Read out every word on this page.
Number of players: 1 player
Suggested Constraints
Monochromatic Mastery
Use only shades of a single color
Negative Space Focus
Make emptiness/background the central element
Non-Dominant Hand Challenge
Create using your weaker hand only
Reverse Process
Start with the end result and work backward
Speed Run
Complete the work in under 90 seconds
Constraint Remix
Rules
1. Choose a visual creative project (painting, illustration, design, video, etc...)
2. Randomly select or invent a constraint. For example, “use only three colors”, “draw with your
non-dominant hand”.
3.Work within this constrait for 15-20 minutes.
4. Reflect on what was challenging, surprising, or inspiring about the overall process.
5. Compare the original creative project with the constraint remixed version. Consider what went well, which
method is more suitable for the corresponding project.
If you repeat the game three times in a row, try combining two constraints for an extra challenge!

----------------

WRITTEN REQUEST — All of the data above should be transcribed exactly.

RESULT OF THIS TASK —
Read out every word on this page.
Number of players: 1 player
Suggested Constraints
Monochromatic Mastery
Use only shades of a single color
Negative Space Focus
Make emptiness/background the central element
Non-Dominant Hand Challenge
Create using your weaker hand only
Reverse Process
Start with the end result and work backward
Speed Run
Complete the work in under 90 seconds
Constraint Remix
Rules
1. Choose a visual creative project (painting, illustration, design, video, etc...)
2. Randomly select or invent a constraint. For example, “use only three colors”, “draw with your
non-dominant hand”.
3.Work within this constrait for 15-20 minutes.
4. Reflect on what was challenging, surprising, or inspiring about the overall process.
5. Compare the original creative project with the constraint remixed version. Consider what went well, which
method is more suitable for the corresponding project.
If you repeat the game three times in a row, try combining two constraints for an extra challenge!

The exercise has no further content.